• Task instructions
Repeat word for word the lines of the material that start at the line containing "Give me the" and end after the line containing "menu-help[interactable]: Help: [412, 5, 449, 21]".

● ● ●

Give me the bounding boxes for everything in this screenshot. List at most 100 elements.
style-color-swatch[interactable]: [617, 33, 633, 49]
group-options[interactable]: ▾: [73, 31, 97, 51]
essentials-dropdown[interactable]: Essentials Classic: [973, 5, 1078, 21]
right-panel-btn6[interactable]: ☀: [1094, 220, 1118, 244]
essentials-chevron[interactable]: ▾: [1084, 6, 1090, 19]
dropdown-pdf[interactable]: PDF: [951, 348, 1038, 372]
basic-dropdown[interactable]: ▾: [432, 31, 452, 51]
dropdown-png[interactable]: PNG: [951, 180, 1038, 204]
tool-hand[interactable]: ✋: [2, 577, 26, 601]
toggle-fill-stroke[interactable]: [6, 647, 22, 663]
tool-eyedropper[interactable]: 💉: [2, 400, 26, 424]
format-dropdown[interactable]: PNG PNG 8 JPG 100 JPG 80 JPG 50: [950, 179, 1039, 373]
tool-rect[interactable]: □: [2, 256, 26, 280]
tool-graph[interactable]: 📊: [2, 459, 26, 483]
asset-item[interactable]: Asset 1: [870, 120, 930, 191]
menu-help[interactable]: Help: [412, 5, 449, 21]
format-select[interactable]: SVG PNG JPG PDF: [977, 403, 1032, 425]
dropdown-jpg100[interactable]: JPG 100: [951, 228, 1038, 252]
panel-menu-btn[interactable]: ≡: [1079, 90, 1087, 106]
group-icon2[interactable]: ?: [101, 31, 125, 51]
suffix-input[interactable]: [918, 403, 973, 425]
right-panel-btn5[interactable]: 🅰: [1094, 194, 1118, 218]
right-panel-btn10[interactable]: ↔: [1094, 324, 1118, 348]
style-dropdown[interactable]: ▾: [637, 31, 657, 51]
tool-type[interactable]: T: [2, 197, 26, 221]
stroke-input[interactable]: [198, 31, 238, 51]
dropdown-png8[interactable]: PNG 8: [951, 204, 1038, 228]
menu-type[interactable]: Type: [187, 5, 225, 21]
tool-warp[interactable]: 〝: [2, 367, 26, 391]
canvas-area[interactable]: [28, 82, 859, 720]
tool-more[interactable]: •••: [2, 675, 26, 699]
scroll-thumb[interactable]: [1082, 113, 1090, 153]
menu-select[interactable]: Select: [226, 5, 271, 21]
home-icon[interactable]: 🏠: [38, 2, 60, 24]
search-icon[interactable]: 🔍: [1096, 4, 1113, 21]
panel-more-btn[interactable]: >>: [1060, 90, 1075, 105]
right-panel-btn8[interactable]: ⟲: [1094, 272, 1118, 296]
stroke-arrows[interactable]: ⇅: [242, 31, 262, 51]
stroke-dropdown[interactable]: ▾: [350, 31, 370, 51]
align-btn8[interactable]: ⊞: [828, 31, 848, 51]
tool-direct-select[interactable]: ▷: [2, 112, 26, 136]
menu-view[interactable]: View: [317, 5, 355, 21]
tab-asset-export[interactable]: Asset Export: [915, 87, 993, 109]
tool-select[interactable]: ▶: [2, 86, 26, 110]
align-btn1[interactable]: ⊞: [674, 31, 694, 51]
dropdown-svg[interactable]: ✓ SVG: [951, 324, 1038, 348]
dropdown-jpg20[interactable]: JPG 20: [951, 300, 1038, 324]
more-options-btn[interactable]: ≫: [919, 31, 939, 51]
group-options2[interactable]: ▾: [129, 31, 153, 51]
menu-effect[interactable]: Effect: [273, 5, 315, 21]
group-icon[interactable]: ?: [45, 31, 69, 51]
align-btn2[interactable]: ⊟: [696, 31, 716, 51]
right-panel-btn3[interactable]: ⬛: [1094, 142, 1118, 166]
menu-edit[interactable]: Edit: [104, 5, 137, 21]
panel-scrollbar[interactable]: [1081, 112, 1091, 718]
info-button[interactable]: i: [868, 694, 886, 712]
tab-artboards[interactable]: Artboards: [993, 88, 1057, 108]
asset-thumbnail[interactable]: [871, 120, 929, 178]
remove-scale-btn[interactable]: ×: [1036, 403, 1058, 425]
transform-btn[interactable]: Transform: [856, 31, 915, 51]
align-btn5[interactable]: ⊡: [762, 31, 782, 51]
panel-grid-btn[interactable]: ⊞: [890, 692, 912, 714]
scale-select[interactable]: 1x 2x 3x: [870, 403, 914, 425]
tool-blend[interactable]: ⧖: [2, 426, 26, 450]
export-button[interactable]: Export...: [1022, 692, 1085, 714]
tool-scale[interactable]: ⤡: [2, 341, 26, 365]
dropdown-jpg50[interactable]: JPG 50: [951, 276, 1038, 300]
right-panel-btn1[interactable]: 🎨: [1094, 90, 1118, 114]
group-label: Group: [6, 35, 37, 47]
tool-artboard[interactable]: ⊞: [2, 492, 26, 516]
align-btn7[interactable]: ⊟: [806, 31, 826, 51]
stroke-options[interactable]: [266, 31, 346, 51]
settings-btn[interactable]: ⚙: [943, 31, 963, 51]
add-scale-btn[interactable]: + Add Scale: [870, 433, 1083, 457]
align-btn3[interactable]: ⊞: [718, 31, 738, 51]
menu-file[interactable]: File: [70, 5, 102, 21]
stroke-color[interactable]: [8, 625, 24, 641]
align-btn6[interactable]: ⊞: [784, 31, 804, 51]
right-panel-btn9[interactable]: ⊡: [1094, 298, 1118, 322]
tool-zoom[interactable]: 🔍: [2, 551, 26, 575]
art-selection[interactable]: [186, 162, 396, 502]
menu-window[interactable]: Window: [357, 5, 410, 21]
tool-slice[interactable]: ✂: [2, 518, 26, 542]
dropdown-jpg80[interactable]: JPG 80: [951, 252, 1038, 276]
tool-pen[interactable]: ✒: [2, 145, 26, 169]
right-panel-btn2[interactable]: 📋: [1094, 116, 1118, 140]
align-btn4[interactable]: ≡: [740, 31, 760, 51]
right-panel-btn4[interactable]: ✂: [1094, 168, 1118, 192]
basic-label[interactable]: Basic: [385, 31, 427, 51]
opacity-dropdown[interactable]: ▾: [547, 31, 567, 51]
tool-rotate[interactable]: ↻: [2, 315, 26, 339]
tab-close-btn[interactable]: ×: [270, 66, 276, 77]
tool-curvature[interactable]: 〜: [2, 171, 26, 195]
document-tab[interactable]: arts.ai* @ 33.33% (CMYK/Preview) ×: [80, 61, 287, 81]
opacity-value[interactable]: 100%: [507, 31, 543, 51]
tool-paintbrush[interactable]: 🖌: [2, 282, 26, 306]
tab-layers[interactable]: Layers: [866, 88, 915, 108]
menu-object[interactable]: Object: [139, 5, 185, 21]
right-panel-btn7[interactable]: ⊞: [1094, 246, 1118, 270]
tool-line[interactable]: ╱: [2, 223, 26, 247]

● ● ●

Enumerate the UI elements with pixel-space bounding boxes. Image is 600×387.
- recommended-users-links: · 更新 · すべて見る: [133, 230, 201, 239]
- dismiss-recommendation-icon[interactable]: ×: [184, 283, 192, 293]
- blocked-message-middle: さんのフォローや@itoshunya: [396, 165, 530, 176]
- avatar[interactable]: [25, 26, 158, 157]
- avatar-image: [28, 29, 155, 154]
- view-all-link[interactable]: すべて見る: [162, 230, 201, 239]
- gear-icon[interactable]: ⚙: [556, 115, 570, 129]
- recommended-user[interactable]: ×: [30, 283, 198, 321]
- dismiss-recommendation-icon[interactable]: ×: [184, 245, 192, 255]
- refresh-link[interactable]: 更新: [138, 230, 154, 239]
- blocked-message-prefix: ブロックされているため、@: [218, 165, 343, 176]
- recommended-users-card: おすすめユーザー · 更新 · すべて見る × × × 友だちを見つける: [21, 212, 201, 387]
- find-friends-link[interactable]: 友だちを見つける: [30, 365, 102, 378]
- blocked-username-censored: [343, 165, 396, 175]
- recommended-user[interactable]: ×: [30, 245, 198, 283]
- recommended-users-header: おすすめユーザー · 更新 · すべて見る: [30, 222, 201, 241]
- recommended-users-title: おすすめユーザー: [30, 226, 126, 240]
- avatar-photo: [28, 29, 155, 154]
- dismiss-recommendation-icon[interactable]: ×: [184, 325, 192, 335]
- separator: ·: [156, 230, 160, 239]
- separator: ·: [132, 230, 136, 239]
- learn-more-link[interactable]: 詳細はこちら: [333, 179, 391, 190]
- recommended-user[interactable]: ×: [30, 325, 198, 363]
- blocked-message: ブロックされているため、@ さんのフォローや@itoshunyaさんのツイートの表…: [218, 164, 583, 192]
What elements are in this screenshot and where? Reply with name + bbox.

● ● ●

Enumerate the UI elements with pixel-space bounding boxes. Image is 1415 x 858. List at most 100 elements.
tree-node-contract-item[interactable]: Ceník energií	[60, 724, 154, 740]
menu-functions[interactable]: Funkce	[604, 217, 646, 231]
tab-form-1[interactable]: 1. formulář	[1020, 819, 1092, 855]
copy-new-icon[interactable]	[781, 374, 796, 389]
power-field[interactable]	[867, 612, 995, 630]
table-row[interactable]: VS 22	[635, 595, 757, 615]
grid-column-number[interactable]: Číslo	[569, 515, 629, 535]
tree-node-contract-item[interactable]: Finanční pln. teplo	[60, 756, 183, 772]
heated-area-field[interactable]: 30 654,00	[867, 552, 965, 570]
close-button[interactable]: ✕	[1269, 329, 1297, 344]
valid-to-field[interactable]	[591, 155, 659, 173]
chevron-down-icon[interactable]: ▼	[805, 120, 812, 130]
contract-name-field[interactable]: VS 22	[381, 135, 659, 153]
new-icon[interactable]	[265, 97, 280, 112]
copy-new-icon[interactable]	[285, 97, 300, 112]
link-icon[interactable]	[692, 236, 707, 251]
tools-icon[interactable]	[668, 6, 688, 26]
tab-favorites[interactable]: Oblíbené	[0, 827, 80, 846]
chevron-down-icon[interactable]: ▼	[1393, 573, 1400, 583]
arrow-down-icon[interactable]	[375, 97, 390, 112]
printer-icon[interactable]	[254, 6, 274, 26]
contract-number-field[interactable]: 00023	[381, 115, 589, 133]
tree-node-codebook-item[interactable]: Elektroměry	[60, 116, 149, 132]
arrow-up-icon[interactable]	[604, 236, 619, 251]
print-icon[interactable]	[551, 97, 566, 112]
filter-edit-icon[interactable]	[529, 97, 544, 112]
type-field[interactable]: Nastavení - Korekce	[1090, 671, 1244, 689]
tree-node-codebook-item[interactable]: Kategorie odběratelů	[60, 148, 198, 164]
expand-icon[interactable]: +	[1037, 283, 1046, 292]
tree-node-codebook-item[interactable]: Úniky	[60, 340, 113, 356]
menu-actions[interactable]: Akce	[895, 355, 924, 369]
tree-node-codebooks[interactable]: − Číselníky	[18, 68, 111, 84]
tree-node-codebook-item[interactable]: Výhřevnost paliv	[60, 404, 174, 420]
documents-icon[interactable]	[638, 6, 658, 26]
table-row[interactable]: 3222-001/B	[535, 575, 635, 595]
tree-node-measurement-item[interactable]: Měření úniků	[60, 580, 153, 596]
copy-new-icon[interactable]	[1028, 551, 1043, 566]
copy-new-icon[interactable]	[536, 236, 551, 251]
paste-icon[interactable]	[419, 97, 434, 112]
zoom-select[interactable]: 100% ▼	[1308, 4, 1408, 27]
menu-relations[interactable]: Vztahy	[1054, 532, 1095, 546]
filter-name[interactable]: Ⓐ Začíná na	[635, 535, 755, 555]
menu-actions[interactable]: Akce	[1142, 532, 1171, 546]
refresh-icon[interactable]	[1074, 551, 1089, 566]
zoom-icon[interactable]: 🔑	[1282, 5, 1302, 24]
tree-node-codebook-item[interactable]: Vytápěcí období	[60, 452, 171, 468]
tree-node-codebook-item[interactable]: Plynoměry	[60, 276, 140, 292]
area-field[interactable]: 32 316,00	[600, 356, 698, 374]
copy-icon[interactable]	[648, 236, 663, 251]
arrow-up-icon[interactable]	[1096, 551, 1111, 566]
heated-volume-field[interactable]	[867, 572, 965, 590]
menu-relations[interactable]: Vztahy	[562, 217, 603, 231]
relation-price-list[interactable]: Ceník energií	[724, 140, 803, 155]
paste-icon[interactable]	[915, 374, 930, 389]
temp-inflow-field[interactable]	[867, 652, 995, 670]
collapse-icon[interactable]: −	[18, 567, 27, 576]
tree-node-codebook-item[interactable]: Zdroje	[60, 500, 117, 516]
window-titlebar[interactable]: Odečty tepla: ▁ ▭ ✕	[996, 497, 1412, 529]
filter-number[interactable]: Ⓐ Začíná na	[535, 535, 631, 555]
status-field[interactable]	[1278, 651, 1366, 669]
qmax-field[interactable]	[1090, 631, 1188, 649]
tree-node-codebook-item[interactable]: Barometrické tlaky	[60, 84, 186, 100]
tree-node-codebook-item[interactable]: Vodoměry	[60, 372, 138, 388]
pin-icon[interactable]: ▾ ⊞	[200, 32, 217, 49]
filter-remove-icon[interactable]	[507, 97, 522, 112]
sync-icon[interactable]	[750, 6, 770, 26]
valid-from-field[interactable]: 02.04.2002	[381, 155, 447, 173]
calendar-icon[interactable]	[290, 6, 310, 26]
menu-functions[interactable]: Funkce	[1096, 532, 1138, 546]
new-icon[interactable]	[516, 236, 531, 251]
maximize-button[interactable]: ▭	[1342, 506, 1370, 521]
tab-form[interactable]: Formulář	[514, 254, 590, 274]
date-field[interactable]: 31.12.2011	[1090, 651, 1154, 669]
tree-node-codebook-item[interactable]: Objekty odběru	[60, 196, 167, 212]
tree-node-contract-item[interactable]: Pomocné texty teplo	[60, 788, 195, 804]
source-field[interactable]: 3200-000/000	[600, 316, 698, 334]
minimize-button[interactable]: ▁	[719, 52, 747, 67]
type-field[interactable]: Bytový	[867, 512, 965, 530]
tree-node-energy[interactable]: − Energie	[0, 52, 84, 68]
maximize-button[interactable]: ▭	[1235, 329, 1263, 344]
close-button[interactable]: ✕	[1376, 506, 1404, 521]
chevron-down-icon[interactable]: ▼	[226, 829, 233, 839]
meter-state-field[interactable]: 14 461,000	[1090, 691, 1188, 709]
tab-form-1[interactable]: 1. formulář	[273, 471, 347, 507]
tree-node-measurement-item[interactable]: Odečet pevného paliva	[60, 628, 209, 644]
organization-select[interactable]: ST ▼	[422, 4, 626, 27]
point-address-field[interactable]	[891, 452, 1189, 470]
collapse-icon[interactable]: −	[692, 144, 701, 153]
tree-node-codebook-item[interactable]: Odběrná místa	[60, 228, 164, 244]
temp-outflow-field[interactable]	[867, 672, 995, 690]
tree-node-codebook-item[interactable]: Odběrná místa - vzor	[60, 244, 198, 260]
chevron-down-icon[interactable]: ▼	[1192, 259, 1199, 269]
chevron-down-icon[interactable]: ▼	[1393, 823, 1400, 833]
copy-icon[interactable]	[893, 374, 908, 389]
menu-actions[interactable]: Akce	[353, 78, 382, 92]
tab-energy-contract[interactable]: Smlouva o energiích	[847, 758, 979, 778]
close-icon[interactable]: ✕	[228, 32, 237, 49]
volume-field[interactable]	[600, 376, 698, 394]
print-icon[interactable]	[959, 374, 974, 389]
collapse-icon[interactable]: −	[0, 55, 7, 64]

● ● ●

• Exercise response
Give me the bounding boxes for everything in this screenshot. List at most 100 elements.
style-color-swatch[interactable]: [617, 33, 633, 49]
group-options[interactable]: ▾: [73, 31, 97, 51]
essentials-dropdown[interactable]: Essentials Classic: [973, 5, 1078, 21]
right-panel-btn6[interactable]: ☀: [1094, 220, 1118, 244]
essentials-chevron[interactable]: ▾: [1084, 6, 1090, 19]
dropdown-pdf[interactable]: PDF: [951, 348, 1038, 372]
basic-dropdown[interactable]: ▾: [432, 31, 452, 51]
dropdown-png[interactable]: PNG: [951, 180, 1038, 204]
tool-hand[interactable]: ✋: [2, 577, 26, 601]
toggle-fill-stroke[interactable]: [6, 647, 22, 663]
tool-eyedropper[interactable]: 💉: [2, 400, 26, 424]
format-dropdown[interactable]: PNG PNG 8 JPG 100 JPG 80 JPG 50: [950, 179, 1039, 373]
tool-rect[interactable]: □: [2, 256, 26, 280]
tool-graph[interactable]: 📊: [2, 459, 26, 483]
asset-item[interactable]: Asset 1: [870, 120, 930, 191]
menu-help[interactable]: Help: [412, 5, 449, 21]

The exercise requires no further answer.